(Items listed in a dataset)
* begin *

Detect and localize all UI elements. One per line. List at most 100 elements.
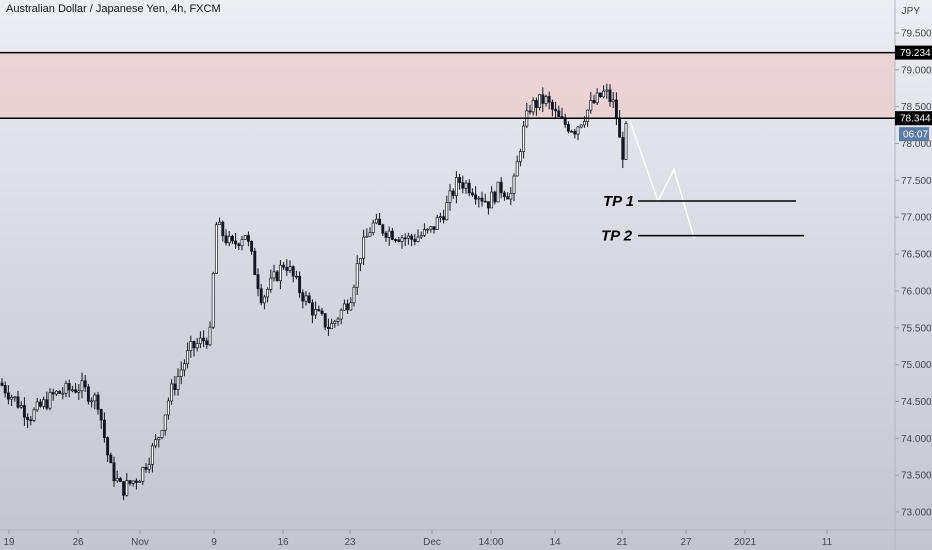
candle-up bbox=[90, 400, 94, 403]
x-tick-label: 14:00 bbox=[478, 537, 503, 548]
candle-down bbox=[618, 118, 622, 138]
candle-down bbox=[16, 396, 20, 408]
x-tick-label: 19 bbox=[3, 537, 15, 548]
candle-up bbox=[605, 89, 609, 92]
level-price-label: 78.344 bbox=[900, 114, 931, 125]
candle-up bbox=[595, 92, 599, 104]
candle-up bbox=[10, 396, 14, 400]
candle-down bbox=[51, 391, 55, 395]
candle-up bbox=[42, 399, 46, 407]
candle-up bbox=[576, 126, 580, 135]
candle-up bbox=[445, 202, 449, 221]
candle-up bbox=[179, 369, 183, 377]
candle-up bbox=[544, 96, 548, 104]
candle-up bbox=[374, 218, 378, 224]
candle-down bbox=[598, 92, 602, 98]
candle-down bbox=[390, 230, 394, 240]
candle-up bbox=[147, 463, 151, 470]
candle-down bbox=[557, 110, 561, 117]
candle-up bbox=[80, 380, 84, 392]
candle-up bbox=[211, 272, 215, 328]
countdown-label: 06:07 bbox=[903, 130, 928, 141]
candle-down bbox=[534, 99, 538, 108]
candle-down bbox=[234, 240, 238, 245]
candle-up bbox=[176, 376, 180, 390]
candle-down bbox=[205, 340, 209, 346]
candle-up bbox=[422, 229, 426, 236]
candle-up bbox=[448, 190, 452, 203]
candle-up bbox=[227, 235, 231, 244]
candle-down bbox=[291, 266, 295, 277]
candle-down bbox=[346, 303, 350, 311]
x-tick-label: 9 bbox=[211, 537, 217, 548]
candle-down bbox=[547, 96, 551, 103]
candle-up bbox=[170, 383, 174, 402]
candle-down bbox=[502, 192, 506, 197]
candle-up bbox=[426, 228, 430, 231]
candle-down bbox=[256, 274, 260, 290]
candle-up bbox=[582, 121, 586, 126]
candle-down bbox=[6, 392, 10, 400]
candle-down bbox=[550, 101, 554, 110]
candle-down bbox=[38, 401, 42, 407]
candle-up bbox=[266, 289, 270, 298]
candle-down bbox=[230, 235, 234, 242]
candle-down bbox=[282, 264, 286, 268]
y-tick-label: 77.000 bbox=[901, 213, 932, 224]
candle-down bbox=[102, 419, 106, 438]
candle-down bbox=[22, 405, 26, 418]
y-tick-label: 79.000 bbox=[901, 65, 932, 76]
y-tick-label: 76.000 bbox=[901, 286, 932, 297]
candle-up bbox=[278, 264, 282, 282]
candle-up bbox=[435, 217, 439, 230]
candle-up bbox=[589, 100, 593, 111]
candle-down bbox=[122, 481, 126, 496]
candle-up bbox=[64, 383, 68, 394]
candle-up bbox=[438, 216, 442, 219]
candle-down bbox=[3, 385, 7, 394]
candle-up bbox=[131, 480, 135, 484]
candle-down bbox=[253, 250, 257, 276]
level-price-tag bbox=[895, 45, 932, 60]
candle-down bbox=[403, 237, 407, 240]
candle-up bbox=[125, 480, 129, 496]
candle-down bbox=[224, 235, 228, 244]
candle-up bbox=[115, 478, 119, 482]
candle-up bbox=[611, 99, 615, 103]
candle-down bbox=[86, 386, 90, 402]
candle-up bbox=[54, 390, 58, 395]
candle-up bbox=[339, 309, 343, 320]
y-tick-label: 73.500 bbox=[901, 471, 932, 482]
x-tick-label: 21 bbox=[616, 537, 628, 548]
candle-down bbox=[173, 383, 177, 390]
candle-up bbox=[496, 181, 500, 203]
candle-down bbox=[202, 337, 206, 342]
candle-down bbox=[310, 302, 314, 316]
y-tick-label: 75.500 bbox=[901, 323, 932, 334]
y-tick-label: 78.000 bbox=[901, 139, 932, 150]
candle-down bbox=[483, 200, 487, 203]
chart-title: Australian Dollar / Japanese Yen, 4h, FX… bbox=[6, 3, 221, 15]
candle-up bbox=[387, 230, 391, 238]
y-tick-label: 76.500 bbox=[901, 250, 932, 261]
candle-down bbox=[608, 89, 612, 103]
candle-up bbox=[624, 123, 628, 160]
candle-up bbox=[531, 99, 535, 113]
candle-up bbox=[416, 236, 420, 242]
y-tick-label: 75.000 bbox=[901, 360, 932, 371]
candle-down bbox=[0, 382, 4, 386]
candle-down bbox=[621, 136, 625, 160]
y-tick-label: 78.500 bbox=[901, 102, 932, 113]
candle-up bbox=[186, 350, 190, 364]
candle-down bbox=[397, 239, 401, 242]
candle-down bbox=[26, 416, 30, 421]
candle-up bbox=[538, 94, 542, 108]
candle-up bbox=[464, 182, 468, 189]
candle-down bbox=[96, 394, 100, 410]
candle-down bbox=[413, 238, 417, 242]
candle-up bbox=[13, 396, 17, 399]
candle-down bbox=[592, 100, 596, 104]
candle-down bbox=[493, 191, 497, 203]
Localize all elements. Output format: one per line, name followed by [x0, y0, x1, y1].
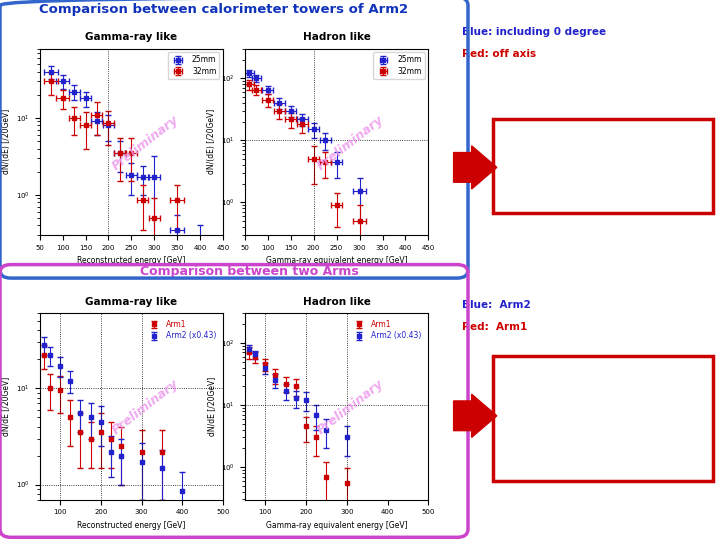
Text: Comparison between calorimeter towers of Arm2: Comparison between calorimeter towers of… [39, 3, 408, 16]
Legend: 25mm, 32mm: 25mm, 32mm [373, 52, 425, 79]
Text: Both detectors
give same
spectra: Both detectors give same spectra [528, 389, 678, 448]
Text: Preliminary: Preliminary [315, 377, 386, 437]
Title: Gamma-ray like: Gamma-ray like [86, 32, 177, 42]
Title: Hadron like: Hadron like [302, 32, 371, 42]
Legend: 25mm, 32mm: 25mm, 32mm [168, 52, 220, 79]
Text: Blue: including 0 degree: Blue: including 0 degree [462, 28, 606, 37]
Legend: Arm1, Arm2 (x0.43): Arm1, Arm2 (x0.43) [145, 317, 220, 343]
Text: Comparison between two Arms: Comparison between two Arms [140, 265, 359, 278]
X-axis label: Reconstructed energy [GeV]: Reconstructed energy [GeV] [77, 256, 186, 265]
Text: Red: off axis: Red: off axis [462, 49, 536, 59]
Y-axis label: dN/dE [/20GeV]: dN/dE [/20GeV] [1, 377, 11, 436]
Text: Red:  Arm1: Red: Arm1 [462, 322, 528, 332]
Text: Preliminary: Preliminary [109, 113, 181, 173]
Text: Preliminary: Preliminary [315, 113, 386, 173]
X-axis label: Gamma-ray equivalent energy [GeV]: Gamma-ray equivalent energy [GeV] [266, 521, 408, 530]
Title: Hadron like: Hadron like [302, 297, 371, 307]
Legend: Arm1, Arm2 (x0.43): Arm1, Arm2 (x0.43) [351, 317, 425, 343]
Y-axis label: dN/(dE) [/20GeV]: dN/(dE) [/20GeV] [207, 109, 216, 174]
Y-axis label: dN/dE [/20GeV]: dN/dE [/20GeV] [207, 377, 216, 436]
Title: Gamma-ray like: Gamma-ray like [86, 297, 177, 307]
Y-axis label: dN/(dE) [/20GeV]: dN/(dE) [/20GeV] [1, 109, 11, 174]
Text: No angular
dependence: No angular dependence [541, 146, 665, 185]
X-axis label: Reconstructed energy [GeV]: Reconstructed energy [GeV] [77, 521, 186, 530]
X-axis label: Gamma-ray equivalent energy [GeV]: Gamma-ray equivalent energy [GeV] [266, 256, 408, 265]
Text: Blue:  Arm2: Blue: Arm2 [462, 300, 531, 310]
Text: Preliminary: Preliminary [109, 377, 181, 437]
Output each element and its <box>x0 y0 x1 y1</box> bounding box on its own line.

* end *
* begin *

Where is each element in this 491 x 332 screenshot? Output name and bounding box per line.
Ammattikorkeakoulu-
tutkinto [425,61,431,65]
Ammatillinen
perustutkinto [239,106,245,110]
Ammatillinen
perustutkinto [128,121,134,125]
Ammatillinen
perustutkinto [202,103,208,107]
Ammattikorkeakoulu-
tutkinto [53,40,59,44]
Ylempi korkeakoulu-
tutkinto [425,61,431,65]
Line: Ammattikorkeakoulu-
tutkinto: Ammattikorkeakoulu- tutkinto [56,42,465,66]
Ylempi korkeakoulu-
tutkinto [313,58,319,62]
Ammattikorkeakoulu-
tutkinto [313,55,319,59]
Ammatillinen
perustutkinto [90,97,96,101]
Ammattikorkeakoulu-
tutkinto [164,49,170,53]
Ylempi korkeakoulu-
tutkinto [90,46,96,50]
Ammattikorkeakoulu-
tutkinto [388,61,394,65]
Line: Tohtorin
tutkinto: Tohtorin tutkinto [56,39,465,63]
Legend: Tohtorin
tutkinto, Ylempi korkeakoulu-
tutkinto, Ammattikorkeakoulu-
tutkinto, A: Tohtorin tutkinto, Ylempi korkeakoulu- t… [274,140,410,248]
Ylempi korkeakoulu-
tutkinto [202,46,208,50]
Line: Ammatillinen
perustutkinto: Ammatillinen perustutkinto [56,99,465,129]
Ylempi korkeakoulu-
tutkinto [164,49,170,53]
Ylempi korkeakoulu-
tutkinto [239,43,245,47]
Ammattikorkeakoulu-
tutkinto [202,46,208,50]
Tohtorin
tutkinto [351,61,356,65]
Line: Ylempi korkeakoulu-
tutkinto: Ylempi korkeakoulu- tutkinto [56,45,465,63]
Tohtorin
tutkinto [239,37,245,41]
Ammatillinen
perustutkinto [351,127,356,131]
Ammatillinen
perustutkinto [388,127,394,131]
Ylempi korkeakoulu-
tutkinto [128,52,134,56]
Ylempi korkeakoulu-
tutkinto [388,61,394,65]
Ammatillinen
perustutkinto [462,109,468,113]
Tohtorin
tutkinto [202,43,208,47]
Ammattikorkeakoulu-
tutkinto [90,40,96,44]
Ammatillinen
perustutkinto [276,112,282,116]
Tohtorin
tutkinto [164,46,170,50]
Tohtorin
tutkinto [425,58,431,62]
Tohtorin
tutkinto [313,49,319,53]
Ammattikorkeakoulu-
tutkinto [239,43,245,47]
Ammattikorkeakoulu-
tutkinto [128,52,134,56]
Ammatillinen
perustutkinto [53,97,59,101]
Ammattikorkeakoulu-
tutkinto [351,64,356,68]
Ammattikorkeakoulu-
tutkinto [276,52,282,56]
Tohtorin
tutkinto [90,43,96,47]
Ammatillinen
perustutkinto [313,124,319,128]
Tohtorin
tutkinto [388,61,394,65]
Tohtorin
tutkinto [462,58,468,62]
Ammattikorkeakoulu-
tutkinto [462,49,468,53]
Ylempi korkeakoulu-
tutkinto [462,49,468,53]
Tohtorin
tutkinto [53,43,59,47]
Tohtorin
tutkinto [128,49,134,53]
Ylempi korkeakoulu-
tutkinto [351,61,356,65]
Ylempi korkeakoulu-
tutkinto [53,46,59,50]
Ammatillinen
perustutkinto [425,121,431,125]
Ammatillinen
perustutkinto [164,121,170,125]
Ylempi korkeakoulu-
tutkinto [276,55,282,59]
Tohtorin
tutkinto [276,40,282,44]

* end *
* begin *

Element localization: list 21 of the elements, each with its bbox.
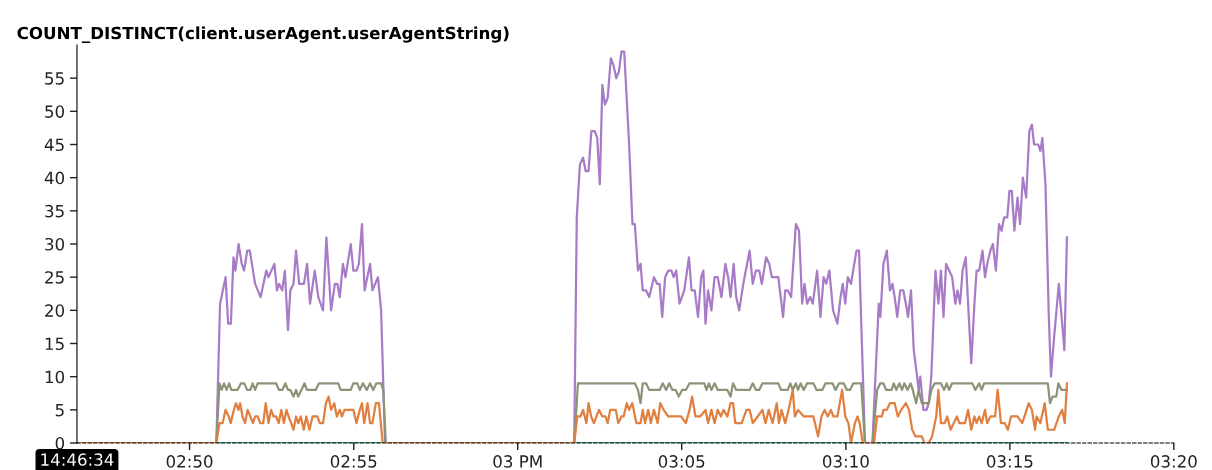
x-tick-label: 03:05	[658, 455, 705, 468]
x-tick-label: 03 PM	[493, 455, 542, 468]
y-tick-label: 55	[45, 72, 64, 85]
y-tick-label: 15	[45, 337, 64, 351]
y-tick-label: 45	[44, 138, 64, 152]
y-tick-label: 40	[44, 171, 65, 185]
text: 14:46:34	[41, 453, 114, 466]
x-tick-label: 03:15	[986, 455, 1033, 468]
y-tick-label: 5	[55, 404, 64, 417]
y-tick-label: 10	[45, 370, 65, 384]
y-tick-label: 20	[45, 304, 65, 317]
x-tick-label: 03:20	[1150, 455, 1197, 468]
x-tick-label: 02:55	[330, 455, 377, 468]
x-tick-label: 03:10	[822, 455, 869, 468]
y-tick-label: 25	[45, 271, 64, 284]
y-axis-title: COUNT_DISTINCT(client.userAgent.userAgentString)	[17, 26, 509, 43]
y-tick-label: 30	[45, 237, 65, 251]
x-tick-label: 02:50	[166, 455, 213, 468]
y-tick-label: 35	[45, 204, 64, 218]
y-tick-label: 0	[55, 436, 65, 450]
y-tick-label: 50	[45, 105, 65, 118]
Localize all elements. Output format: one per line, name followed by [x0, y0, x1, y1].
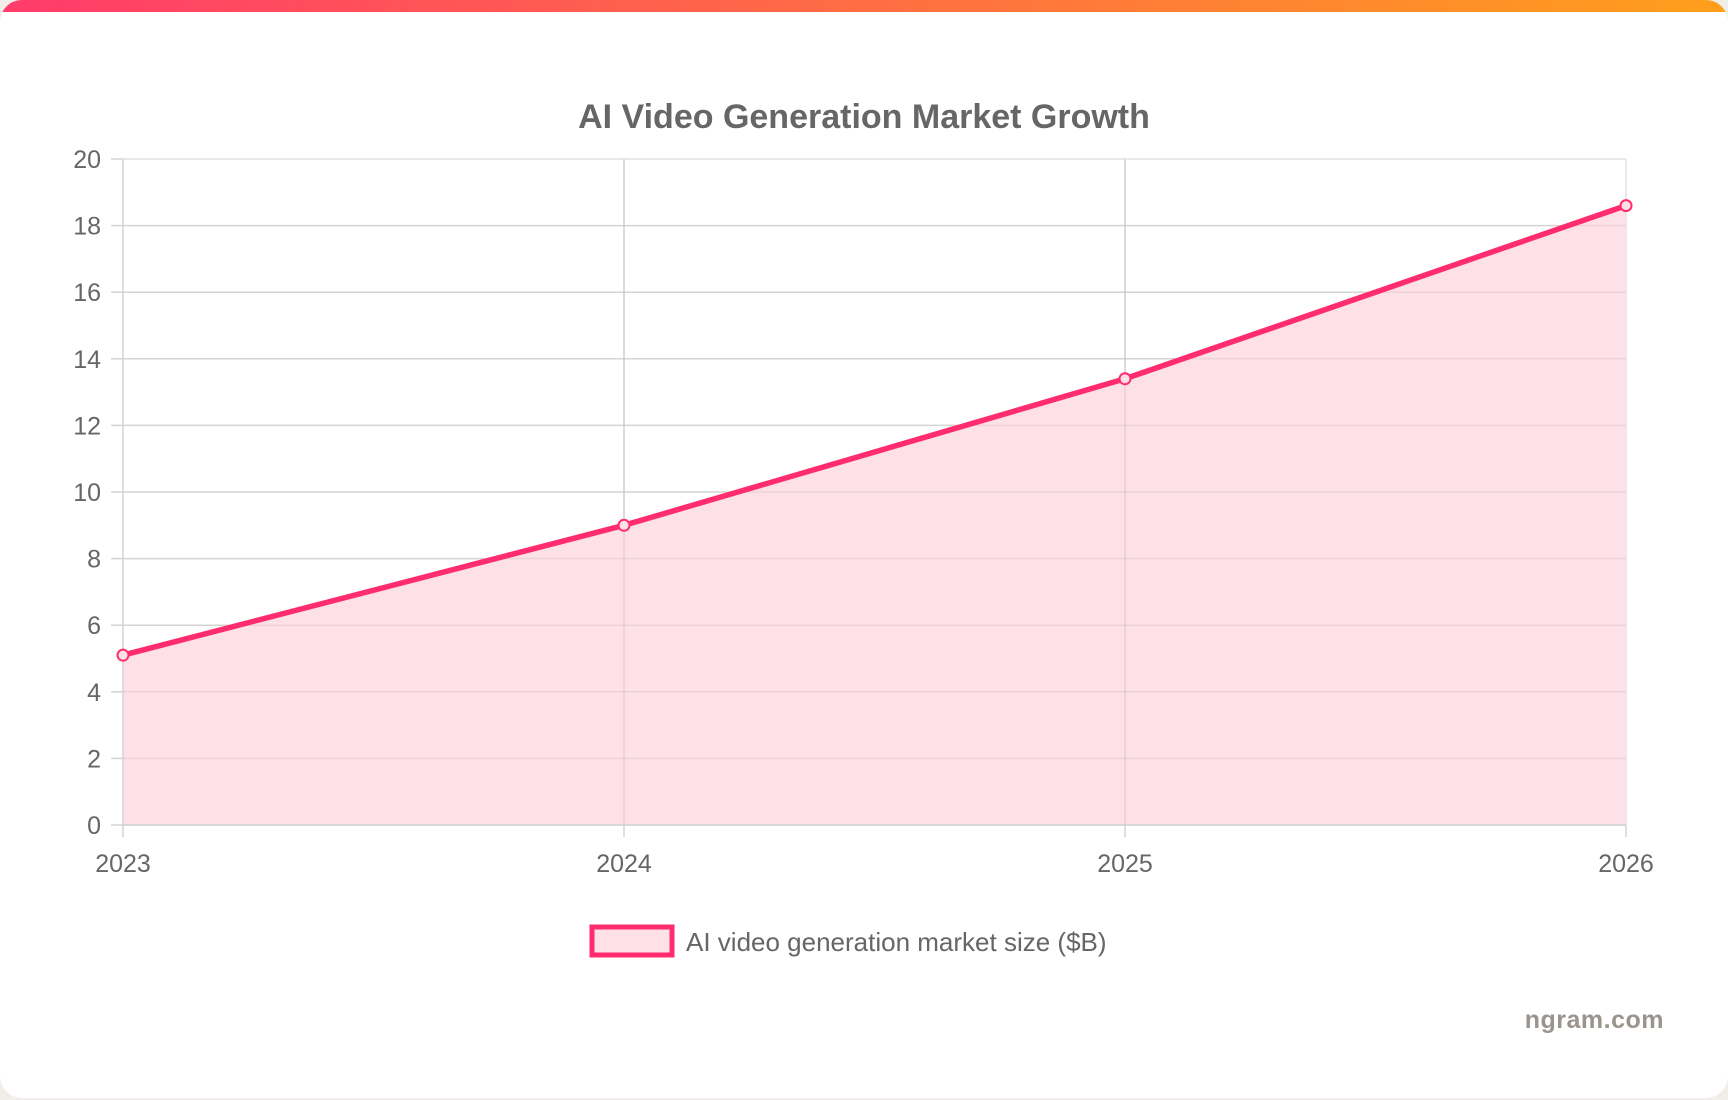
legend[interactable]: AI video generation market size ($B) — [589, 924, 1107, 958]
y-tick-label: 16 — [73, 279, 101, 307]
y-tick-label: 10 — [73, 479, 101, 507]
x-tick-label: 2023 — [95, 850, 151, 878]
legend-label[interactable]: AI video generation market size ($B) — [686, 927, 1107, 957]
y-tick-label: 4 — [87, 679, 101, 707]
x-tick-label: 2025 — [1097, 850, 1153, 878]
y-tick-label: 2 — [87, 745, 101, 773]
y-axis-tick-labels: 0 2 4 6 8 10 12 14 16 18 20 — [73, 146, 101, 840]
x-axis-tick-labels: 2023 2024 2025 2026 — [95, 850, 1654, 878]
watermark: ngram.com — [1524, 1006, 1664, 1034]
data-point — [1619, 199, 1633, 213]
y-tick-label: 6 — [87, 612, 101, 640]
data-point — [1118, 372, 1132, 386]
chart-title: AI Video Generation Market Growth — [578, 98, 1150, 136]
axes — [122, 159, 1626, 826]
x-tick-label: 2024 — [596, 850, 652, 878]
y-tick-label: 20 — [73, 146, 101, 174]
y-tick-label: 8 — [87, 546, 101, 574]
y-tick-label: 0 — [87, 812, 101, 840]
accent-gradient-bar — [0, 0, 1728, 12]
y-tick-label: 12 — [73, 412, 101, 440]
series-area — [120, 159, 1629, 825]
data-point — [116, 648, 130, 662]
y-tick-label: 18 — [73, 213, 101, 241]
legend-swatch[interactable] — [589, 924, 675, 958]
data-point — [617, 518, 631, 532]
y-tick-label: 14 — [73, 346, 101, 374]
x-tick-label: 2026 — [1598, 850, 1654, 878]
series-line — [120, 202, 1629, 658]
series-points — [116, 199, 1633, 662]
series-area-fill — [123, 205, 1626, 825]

* end *

[STATED EXERCISE]:
Edit the data from the line with "candle-up bbox=[90, 400, 94, 403]" to the line with "candle-up bbox=[374, 218, 378, 224]", changing "candle-down" to "bearish-candle" and leaving everything else as it is. Return only those lines.

[THE ANSWER]:
candle-up bbox=[90, 400, 94, 403]
x-tick-label: 14:00 bbox=[478, 537, 503, 548]
bearish-candle bbox=[618, 118, 622, 138]
bearish-candle bbox=[16, 396, 20, 408]
x-tick-label: 19 bbox=[3, 537, 15, 548]
candle-up bbox=[605, 89, 609, 92]
level-price-label: 78.344 bbox=[900, 114, 931, 125]
candle-up bbox=[595, 92, 599, 104]
candle-up bbox=[10, 396, 14, 400]
bearish-candle bbox=[51, 391, 55, 395]
candle-up bbox=[42, 399, 46, 407]
candle-up bbox=[576, 126, 580, 135]
candle-up bbox=[445, 202, 449, 221]
candle-up bbox=[179, 369, 183, 377]
candle-up bbox=[544, 96, 548, 104]
candle-up bbox=[374, 218, 378, 224]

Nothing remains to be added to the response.